* _Task brief_
Render every line of the items below as a JSON list of strings, one string per line, with blank lines left out. Omit the pictures.

* _Records for this task_
════

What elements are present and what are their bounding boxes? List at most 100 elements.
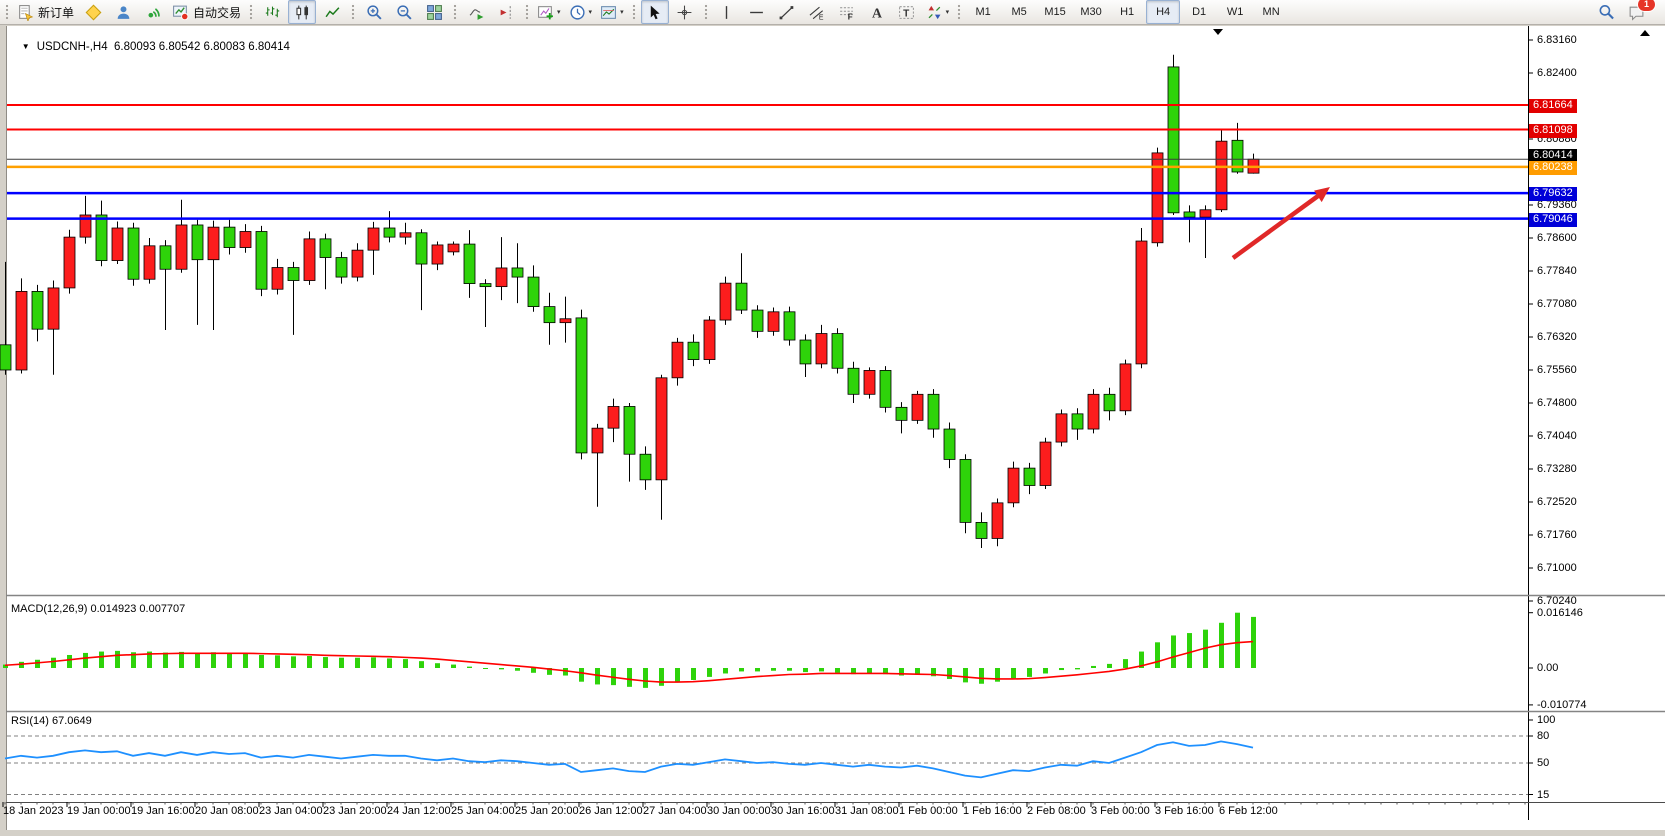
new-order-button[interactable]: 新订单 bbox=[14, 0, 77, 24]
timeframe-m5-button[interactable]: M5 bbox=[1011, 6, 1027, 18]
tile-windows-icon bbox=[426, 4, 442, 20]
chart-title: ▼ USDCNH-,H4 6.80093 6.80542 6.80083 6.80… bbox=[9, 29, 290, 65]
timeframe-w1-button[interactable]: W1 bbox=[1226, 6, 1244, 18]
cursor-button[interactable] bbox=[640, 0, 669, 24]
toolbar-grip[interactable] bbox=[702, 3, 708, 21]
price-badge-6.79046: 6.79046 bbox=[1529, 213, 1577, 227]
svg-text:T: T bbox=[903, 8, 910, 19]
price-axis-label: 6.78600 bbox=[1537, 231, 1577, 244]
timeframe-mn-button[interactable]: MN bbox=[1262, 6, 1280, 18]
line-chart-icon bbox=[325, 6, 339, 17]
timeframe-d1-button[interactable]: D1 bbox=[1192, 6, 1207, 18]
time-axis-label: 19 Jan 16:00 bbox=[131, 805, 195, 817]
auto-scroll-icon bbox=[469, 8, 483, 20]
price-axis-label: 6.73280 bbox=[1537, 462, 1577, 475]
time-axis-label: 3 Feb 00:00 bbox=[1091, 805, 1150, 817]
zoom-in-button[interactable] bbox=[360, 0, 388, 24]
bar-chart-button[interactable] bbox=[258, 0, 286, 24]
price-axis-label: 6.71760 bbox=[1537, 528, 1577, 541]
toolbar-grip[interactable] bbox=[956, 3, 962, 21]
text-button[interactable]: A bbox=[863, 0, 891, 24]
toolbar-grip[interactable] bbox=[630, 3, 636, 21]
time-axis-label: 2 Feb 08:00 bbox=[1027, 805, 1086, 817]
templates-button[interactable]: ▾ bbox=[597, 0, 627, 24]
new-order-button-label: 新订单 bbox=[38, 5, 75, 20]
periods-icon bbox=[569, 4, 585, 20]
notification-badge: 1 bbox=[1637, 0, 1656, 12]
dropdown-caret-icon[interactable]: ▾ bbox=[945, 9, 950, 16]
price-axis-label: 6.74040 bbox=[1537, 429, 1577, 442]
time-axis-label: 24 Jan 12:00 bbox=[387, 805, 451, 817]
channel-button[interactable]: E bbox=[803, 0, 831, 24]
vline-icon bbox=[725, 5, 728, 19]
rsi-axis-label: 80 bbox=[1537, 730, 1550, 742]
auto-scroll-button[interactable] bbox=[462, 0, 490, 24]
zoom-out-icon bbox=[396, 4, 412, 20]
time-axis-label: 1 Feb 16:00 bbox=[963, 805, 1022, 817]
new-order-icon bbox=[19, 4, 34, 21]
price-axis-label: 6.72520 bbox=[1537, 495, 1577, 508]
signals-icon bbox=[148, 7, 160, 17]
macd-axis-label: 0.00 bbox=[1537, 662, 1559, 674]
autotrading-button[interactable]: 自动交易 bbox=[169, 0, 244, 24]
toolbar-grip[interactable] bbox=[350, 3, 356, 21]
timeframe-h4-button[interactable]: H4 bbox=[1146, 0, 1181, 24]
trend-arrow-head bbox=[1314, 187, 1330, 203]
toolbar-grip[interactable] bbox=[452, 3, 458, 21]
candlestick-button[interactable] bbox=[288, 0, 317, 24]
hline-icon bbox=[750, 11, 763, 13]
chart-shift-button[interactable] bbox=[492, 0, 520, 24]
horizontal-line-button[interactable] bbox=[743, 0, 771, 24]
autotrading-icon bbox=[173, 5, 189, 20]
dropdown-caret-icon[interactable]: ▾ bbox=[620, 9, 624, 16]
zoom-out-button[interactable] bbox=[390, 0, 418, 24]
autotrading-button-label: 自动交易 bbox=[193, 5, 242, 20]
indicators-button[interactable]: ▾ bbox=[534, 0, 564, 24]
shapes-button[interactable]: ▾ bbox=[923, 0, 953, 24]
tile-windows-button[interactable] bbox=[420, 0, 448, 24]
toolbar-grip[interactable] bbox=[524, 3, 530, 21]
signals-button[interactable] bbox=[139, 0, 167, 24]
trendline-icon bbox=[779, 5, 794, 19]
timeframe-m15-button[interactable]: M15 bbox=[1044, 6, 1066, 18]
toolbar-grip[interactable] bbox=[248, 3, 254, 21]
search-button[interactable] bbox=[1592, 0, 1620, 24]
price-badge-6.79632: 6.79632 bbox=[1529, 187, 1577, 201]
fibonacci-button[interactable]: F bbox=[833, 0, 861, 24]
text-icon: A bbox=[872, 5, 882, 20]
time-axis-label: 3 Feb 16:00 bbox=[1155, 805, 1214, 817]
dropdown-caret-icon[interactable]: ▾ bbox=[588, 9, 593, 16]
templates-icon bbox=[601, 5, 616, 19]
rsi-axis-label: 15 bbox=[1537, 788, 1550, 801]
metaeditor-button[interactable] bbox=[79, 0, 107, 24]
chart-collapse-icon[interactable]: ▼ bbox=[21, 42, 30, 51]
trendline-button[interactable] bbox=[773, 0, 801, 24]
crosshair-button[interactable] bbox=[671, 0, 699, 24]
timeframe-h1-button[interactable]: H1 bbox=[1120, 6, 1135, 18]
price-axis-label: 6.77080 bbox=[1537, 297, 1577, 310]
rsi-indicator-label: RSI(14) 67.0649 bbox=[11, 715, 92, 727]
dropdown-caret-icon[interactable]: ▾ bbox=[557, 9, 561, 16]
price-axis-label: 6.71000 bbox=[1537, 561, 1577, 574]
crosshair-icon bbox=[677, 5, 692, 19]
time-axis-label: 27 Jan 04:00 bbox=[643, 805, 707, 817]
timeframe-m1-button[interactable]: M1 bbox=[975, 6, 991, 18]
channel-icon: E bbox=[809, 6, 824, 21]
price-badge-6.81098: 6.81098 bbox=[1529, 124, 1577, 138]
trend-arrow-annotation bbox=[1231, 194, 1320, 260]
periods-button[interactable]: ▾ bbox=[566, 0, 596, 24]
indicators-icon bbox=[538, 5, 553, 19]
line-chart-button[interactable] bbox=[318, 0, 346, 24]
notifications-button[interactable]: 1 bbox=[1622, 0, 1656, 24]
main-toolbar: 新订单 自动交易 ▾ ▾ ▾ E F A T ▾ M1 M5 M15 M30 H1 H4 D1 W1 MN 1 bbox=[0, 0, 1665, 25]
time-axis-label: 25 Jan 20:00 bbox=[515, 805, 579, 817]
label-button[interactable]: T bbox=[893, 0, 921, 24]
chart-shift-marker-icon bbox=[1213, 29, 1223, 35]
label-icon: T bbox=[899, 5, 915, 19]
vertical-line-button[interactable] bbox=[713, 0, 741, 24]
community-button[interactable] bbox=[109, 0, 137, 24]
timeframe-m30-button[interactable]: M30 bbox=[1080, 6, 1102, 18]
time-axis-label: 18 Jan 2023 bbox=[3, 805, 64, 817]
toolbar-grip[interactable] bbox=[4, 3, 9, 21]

════

* _The result_
[
  "What elements are present and what are their bounding boxes? List at most 100 elements.",
  "new-order-button[interactable]: 新订单 bbox=[14, 0, 77, 24]",
  "timeframe-m5-button[interactable]: M5 bbox=[1011, 6, 1027, 18]",
  "tile-windows-icon bbox=[426, 4, 442, 20]",
  "chart-title: ▼ USDCNH-,H4 6.80093 6.80542 6.80083 6.80… bbox=[9, 29, 290, 65]",
  "timeframe-w1-button[interactable]: W1 bbox=[1226, 6, 1244, 18]",
  "cursor-button[interactable] bbox=[640, 0, 669, 24]",
  "toolbar-grip[interactable] bbox=[702, 3, 708, 21]",
  "price-badge-6.79046: 6.79046 bbox=[1529, 213, 1577, 227]",
  "svg-text:T: T bbox=[903, 8, 910, 19]",
  "price-axis-label: 6.78600 bbox=[1537, 231, 1577, 244]",
  "timeframe-mn-button[interactable]: MN bbox=[1262, 6, 1280, 18]",
  "line-chart-icon bbox=[325, 6, 339, 17]",
  "timeframe-d1-button[interactable]: D1 bbox=[1192, 6, 1207, 18]",
  "time-axis-label: 19 Jan 16:00 bbox=[131, 805, 195, 817]",
  "auto-scroll-icon bbox=[469, 8, 483, 20]",
  "price-axis-label: 6.73280 bbox=[1537, 462, 1577, 475]",
  "time-axis-label: 3 Feb 00:00 bbox=[1091, 805, 1150, 817]",
  "zoom-in-button[interactable] bbox=[360, 0, 388, 24]",
  "bar-chart-button[interactable] bbox=[258, 0, 286, 24]",
  "price-axis-label: 6.71760 bbox=[1537, 528, 1577, 541]",
  "toolbar-grip[interactable] bbox=[956, 3, 962, 21]",
  "text-button[interactable]: A bbox=[863, 0, 891, 24]",
  "toolbar-grip[interactable] bbox=[630, 3, 636, 21]",
  "time-axis-label: 2 Feb 08:00 bbox=[1027, 805, 1086, 817]",
  "templates-button[interactable]: ▾ bbox=[597, 0, 627, 24]",
  "new-order-button-label: 新订单 bbox=[38, 5, 75, 20]",
  "periods-icon bbox=[569, 4, 585, 20]",
  "notification-badge: 1 bbox=[1637, 0, 1656, 12]",
  "dropdown-caret-icon[interactable]: ▾ bbox=[945, 9, 950, 16]",
  "price-axis-label: 6.74040 bbox=[1537, 429, 1577, 442]",
  "time-axis-label: 24 Jan 12:00 bbox=[387, 805, 451, 817]",
  "channel-button[interactable]: E bbox=[803, 0, 831, 24]",
  "vline-icon bbox=[725, 5, 728, 19]",
  "rsi-axis-label: 80 bbox=[1537, 730, 1550, 742]",
  "auto-scroll-button[interactable] bbox=[462, 0, 490, 24]",
  "zoom-out-icon bbox=[396, 4, 412, 20]",
  "time-axis-label: 1 Feb 16:00 bbox=[963, 805, 1022, 817]",
  "new-order-icon bbox=[19, 4, 34, 21]",
  "price-axis-label: 6.72520 bbox=[1537, 495, 1577, 508]",
  "signals-icon bbox=[148, 7, 160, 17]",
  "macd-axis-label: 0.00 bbox=[1537, 662, 1559, 674]",
  "autotrading-button[interactable]: 自动交易 bbox=[169, 0, 244, 24]",
  "toolbar-grip[interactable] bbox=[350, 3, 356, 21]",
  "timeframe-h4-button[interactable]: H4 bbox=[1146, 0, 1181, 24]",
  "trend-arrow-head bbox=[1314, 187, 1330, 203]",
  "toolbar-grip[interactable] bbox=[452, 3, 458, 21]",
  "candlestick-button[interactable] bbox=[288, 0, 317, 24]",
  "hline-icon bbox=[750, 11, 763, 13]",
  "chart-shift-button[interactable] bbox=[492, 0, 520, 24]",
  "horizontal-line-button[interactable] bbox=[743, 0, 771, 24]",
  "autotrading-icon bbox=[173, 5, 189, 20]",
  "dropdown-caret-icon[interactable]: ▾ bbox=[620, 9, 624, 16]",
  "zoom-out-button[interactable] bbox=[390, 0, 418, 24]",
  "autotrading-button-label: 自动交易 bbox=[193, 5, 242, 20]",
  "indicators-button[interactable]: ▾ bbox=[534, 0, 564, 24]",
  "shapes-button[interactable]: ▾ bbox=[923, 0, 953, 24]",
  "tile-windows-button[interactable] bbox=[420, 0, 448, 24]",
  "toolbar-grip[interactable] bbox=[524, 3, 530, 21]",
  "signals-button[interactable] bbox=[139, 0, 167, 24]",
  "trendline-icon bbox=[779, 5, 794, 19]",
  "timeframe-m15-button[interactable]: M15 bbox=[1044, 6, 1066, 18]",
  "toolbar-grip[interactable] bbox=[248, 3, 254, 21]",
  "search-button[interactable] bbox=[1592, 0, 1620, 24]",
  "price-badge-6.79632: 6.79632 bbox=[1529, 187, 1577, 201]",
  "fibonacci-button[interactable]: F bbox=[833, 0, 861, 24]",
  "text-icon: A bbox=[872, 5, 882, 20]",
  "time-axis-label: 3 Feb 16:00 bbox=[1155, 805, 1214, 817]",
  "dropdown-caret-icon[interactable]: ▾ bbox=[588, 9, 593, 16]",
  "templates-icon bbox=[601, 5, 616, 19]",
  "rsi-axis-label: 15 bbox=[1537, 788, 1550, 801]",
  "metaeditor-button[interactable] bbox=[79, 0, 107, 24]",
  "chart-collapse-icon[interactable]: ▼ bbox=[21, 42, 30, 51]",
  "trendline-button[interactable] bbox=[773, 0, 801, 24]",
  "crosshair-button[interactable] bbox=[671, 0, 699, 24]",
  "timeframe-h1-button[interactable]: H1 bbox=[1120, 6, 1135, 18]",
  "price-axis-label: 6.77080 bbox=[1537, 297, 1577, 310]",
  "rsi-indicator-label: RSI(14) 67.0649 bbox=[11, 715, 92, 727]",
  "dropdown-caret-icon[interactable]: ▾ bbox=[557, 9, 561, 16]",
  "price-axis-label: 6.71000 bbox=[1537, 561, 1577, 574]",
  "crosshair-icon bbox=[677, 5, 692, 19]",
  "time-axis-label: 27 Jan 04:00 bbox=[643, 805, 707, 817]",
  "timeframe-m1-button[interactable]: M1 bbox=[975, 6, 991, 18]",
  "channel-icon: E bbox=[809, 6, 824, 21]",
  "price-badge-6.81098: 6.81098 bbox=[1529, 124, 1577, 138]",
  "trend-arrow-annotation bbox=[1231, 194, 1320, 260]",
  "periods-button[interactable]: ▾ bbox=[566, 0, 596, 24]",
  "indicators-icon bbox=[538, 5, 553, 19]",
  "line-chart-button[interactable] bbox=[318, 0, 346, 24]",
  "notifications-button[interactable]: 1 bbox=[1622, 0, 1656, 24]",
  "main-toolbar: 新订单 自动交易 ▾ ▾ ▾ E F A T ▾ M1 M5 M15 M30 H1 H4 D1 W1 MN 1 bbox=[0, 0, 1665, 25]",
  "time-axis-label: 25 Jan 20:00 bbox=[515, 805, 579, 817]",
  "label-button[interactable]: T bbox=[893, 0, 921, 24]",
  "chart-shift-marker-icon bbox=[1213, 29, 1223, 35]",
  "label-icon: T bbox=[899, 5, 915, 19]",
  "vertical-line-button[interactable] bbox=[713, 0, 741, 24]",
  "community-button[interactable] bbox=[109, 0, 137, 24]",
  "timeframe-m30-button[interactable]: M30 bbox=[1080, 6, 1102, 18]",
  "time-axis-label: 18 Jan 2023 bbox=[3, 805, 64, 817]",
  "toolbar-grip[interactable] bbox=[4, 3, 9, 21]"
]